WHAT TO PRODUCE:
All of the lines below are to be printed again exactly; images are excluded from the output.

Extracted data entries
※ ※ ※

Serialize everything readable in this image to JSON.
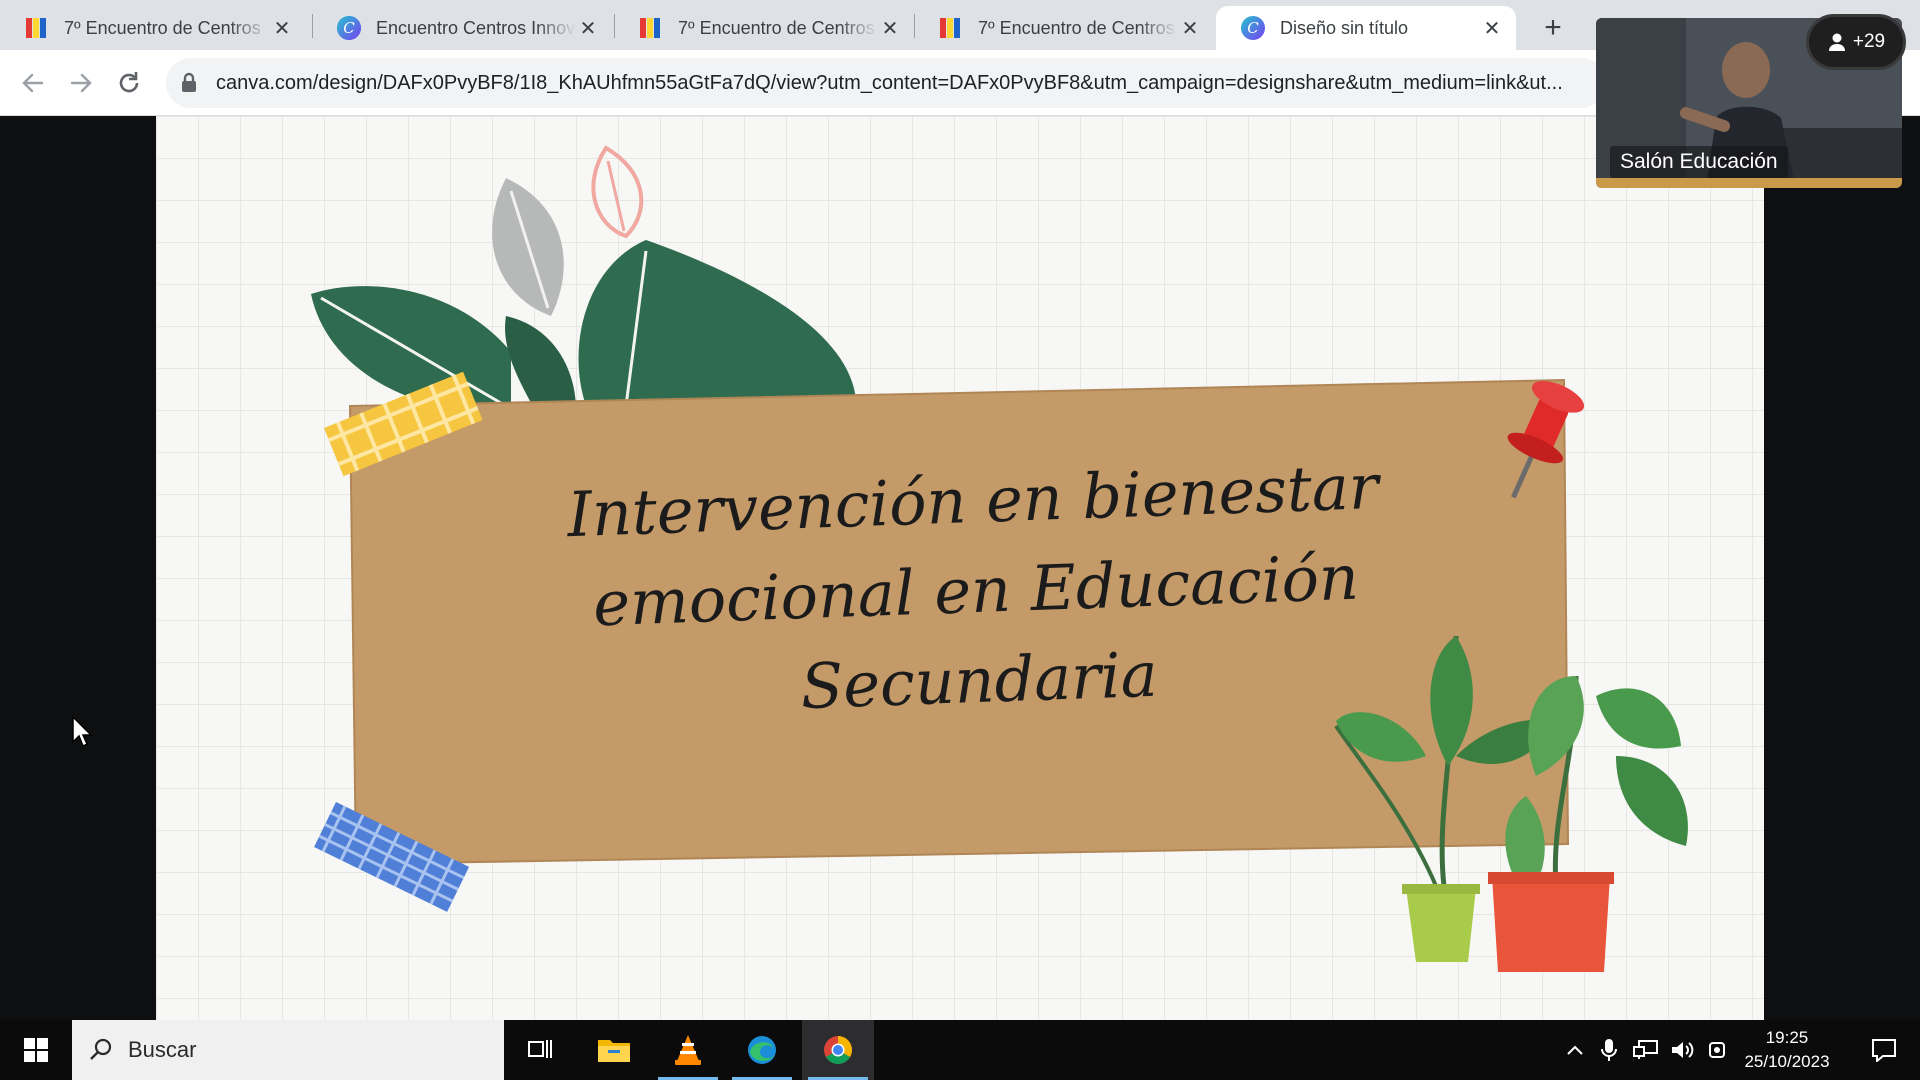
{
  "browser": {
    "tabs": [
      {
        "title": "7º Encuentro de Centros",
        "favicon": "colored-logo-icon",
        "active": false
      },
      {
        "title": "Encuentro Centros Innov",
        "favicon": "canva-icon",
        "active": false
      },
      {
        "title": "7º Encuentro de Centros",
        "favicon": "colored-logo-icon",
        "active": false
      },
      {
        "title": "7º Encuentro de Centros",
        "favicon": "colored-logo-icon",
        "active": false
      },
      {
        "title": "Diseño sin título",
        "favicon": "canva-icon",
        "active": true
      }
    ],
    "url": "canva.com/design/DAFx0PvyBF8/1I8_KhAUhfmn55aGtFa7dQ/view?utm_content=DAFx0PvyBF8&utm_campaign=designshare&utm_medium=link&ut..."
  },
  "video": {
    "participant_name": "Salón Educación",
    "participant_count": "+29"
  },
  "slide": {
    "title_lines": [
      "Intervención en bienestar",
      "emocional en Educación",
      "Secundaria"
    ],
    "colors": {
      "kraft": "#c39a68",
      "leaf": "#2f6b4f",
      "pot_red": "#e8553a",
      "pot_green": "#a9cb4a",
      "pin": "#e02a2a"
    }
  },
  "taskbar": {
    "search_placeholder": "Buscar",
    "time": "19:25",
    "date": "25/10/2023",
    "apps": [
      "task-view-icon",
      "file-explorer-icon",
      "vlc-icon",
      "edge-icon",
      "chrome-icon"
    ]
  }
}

※ ※ ※

RESULT:
Serialize everything readable in this image to JSON.
{
  "browser": {
    "tabs": [
      {
        "title": "7º Encuentro de Centros",
        "favicon": "colored-logo-icon",
        "active": false
      },
      {
        "title": "Encuentro Centros Innov",
        "favicon": "canva-icon",
        "active": false
      },
      {
        "title": "7º Encuentro de Centros",
        "favicon": "colored-logo-icon",
        "active": false
      },
      {
        "title": "7º Encuentro de Centros",
        "favicon": "colored-logo-icon",
        "active": false
      },
      {
        "title": "Diseño sin título",
        "favicon": "canva-icon",
        "active": true
      }
    ],
    "url": "canva.com/design/DAFx0PvyBF8/1I8_KhAUhfmn55aGtFa7dQ/view?utm_content=DAFx0PvyBF8&utm_campaign=designshare&utm_medium=link&ut..."
  },
  "video": {
    "participant_name": "Salón Educación",
    "participant_count": "+29"
  },
  "slide": {
    "title_lines": [
      "Intervención en bienestar",
      "emocional en Educación",
      "Secundaria"
    ],
    "colors": {
      "kraft": "#c39a68",
      "leaf": "#2f6b4f",
      "pot_red": "#e8553a",
      "pot_green": "#a9cb4a",
      "pin": "#e02a2a"
    }
  },
  "taskbar": {
    "search_placeholder": "Buscar",
    "time": "19:25",
    "date": "25/10/2023",
    "apps": [
      "task-view-icon",
      "file-explorer-icon",
      "vlc-icon",
      "edge-icon",
      "chrome-icon"
    ]
  }
}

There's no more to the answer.